▸ GIVEN TEXT:

On May 1, 2025, the Jia Ning team from Southern University of Science and Technology published an article in Science, achieving significant results in the field of phage research. She obtained her PhD fromUniversity of Science and Technology of China, School of Life Sciences (supervisors: Professors Zhou Congzhao and Chen Yuxing), and completed her undergraduate studies at Ocean University of China.

Recently, Associate Professor Jia Ning’s research team at the School of Medicine of Southern University of Science and Technology published two significant research papers in Science within a week, revealing the novel working mechanisms of key reverse transcriptases (DRTs) and RNA-mediated CRISPR-Cas inhibitory factors in bacterial defense mechanisms.

DRT9: Using Long Poly-A Enriched cDNA to Resist Phages

On May 1, 2025, the Jia Ning team published a research paper titled “Bacterial reverse transcriptase synthesizes long poly-A–rich cDNA for antiphage defense” in Science, systematically elucidating how the newly discovered defense-related reverse transcriptase DRT9 utilizes its unique structural and functional mechanisms to achieve immune defense against phages. This study reveals for the first time that DRT9 can synthesize long poly-A enriched single-stranded cDNA under high concentrations of dATP, which can directly bind to and chelate the single-stranded DNA binding protein (SSB) of phage T4, thereby interfering with the DNA replication of the phage.

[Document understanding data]
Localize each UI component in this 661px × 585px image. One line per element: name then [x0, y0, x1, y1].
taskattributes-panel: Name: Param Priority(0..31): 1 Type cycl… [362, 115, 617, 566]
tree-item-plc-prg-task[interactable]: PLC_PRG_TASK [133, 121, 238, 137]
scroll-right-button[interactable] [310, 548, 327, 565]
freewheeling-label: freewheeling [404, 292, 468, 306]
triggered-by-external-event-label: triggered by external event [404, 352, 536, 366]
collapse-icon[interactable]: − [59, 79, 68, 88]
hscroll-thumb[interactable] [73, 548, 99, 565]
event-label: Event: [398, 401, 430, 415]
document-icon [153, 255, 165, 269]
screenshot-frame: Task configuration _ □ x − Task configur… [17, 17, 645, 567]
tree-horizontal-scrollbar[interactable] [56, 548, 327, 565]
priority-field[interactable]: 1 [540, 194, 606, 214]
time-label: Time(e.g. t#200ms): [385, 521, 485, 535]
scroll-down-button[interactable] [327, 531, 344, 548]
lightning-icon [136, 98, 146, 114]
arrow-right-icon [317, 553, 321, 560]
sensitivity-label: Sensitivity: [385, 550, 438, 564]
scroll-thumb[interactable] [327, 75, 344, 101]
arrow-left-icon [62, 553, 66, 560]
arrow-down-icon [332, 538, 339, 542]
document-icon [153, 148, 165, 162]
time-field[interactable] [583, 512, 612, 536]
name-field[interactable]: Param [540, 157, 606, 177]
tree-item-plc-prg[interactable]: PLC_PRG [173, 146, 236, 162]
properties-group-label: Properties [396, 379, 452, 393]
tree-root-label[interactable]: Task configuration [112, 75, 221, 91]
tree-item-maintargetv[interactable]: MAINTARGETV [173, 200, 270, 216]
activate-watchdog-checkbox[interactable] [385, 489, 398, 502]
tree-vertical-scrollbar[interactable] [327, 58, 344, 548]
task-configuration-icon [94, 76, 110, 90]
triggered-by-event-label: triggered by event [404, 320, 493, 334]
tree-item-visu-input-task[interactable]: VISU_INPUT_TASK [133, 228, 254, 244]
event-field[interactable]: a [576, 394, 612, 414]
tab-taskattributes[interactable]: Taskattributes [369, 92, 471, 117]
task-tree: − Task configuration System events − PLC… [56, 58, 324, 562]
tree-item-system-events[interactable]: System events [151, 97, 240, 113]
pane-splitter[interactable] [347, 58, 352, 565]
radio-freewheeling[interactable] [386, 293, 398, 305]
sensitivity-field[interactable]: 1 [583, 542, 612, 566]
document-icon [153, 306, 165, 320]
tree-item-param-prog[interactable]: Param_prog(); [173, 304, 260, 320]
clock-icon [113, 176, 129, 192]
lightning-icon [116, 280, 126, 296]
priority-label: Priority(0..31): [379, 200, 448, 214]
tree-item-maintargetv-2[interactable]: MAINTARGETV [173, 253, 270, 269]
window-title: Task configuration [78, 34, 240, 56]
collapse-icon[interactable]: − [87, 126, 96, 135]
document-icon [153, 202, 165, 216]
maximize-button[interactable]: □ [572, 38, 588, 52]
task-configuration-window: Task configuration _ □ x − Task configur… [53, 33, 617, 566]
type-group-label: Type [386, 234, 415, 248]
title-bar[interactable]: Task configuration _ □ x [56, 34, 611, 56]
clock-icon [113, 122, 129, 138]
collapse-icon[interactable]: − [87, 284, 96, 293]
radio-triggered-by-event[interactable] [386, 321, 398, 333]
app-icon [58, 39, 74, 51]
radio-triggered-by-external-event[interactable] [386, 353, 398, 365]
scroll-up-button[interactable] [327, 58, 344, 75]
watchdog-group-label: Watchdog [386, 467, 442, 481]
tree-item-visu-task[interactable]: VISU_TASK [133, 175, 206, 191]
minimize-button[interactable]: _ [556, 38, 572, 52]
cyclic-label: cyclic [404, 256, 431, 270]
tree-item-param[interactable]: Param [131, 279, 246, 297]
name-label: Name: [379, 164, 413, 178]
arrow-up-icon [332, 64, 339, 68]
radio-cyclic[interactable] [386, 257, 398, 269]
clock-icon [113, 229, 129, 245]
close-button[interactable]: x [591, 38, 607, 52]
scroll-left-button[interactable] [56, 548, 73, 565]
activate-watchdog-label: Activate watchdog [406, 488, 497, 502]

▸ WHAT TO WORK ON:
(1) List every university named in the text on phage research.
(2) Return the stretch of the text on phage research from "On May 1, 2025, the Jia Ning team from" through "University of China.".
(3) Write the next part of the text on phage research, picking up after its final sentence.
These entries come from a different source than the text on phage research.

▸ YOUR WRITTEN ANSWERS:
(1)
Southern University of Science and Technology
University of Science and Technology of China
Ocean University of China

(2)
On May 1, 2025, the Jia Ning team from Southern University of Science and Technology published an article in Science, achieving significant results in the field of phage research. She obtained her PhD fromUniversity of Science and Technology of China, School of Life Sciences (supervisors: Professors Zhou Congzhao and Chen Yuxing), and completed her undergraduate studies at Ocean University of China.

(3)
In this study, researchers found that the phage resistance activity of DRT9 is highly dependent on its interaction with non-coding RNA (ncRNA). The complex formed by DRT9 and ncRNA can synthesize long poly-A enriched single-stranded cDNA in the presence of high concentrations of dATP, which is achieved through the conserved catalytic YADD motif of DRT9. When ncRNA is absent or the YADD motif is mutated, the phage resistance activity of DRT9 is almost completely lost.

Cryo-electron microscopy structural analysis shows that the DRT9-ncRNA complex assembles into a stable hexamer in the form of a “dimeric trimer,” where ncRNA interacts with DRT9 through multiple stem-loop structures (SLs), further stabilizing the overall conformation of the hexamer. The stability of this complex structure is fundamental to the phage resistance function of DRT9.

Furthermore, the study also found that phages can evade the DRT9-mediated immune response by regulating the host’s dATP levels. When wild-type phages infect, the intracellular dATP levels significantly increase, activating the DRT9 system; however, when the phage’s NrdB gene is mutated, leading to restricted dATP production, the defense mechanism of DRT9 fails. This indicates that phages can evade DRT9-mediated immunity by modulating the intracellular dATP levels of host cells.

This research not only reveals a novel defense mechanism involving DRT9 but also provides an important structural basis for the future development of antiviral tools based on DRT9.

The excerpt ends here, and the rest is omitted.